DATASET EXTRACT:
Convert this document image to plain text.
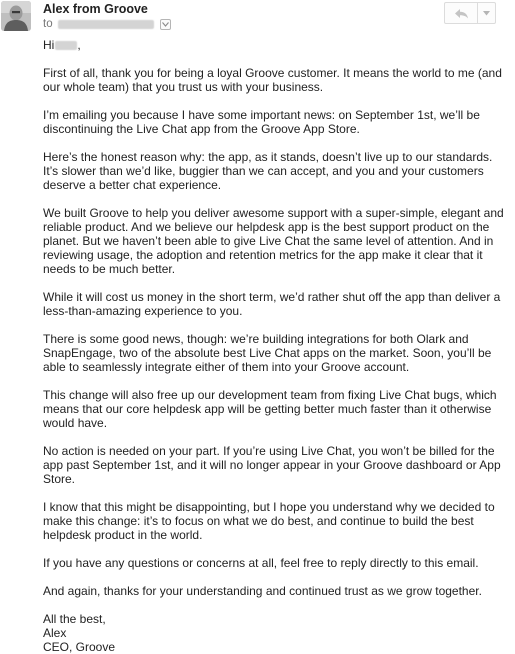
Alex from Groove
to

Hi ,

First of all, thank you for being a loyal Groove customer. It means the world to me (and our whole team) that you trust us with your business.

I’m emailing you because I have some important news: on September 1st, we’ll be discontinuing the Live Chat app from the Groove App Store.

Here’s the honest reason why: the app, as it stands, doesn’t live up to our standards. It’s slower than we’d like, buggier than we can accept, and you and your customers deserve a better chat experience.

We built Groove to help you deliver awesome support with a super-simple, elegant and reliable product. And we believe our helpdesk app is the best support product on the planet. But we haven’t been able to give Live Chat the same level of attention. And in reviewing usage, the adoption and retention metrics for the app make it clear that it needs to be much better.

While it will cost us money in the short term, we’d rather shut off the app than deliver a less-than-amazing experience to you.

There is some good news, though: we’re building integrations for both Olark and SnapEngage, two of the absolute best Live Chat apps on the market. Soon, you’ll be able to seamlessly integrate either of them into your Groove account.

This change will also free up our development team from fixing Live Chat bugs, which means that our core helpdesk app will be getting better much faster than it otherwise would have.

No action is needed on your part. If you’re using Live Chat, you won’t be billed for the app past September 1st, and it will no longer appear in your Groove dashboard or App Store.

I know that this might be disappointing, but I hope you understand why we decided to make this change: it’s to focus on what we do best, and continue to build the best helpdesk product in the world.

If you have any questions or concerns at all, feel free to reply directly to this email.

And again, thanks for your understanding and continued trust as we grow together.

All the best,

Alex

CEO, Groove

YOUR INSTRUCTIONS:
Without the pictures, restate each entry exactly.

SOLUTION TO THIS TASK:
Convert this document image to plain text.
Alex from Groove
to

Hi ,

First of all, thank you for being a loyal Groove customer. It means the world to me (and our whole team) that you trust us with your business.

I’m emailing you because I have some important news: on September 1st, we’ll be discontinuing the Live Chat app from the Groove App Store.

Here’s the honest reason why: the app, as it stands, doesn’t live up to our standards. It’s slower than we’d like, buggier than we can accept, and you and your customers deserve a better chat experience.

We built Groove to help you deliver awesome support with a super-simple, elegant and reliable product. And we believe our helpdesk app is the best support product on the planet. But we haven’t been able to give Live Chat the same level of attention. And in reviewing usage, the adoption and retention metrics for the app make it clear that it needs to be much better.

While it will cost us money in the short term, we’d rather shut off the app than deliver a less-than-amazing experience to you.

There is some good news, though: we’re building integrations for both Olark and SnapEngage, two of the absolute best Live Chat apps on the market. Soon, you’ll be able to seamlessly integrate either of them into your Groove account.

This change will also free up our development team from fixing Live Chat bugs, which means that our core helpdesk app will be getting better much faster than it otherwise would have.

No action is needed on your part. If you’re using Live Chat, you won’t be billed for the app past September 1st, and it will no longer appear in your Groove dashboard or App Store.

I know that this might be disappointing, but I hope you understand why we decided to make this change: it’s to focus on what we do best, and continue to build the best helpdesk product in the world.

If you have any questions or concerns at all, feel free to reply directly to this email.

And again, thanks for your understanding and continued trust as we grow together.

All the best,

Alex

CEO, Groove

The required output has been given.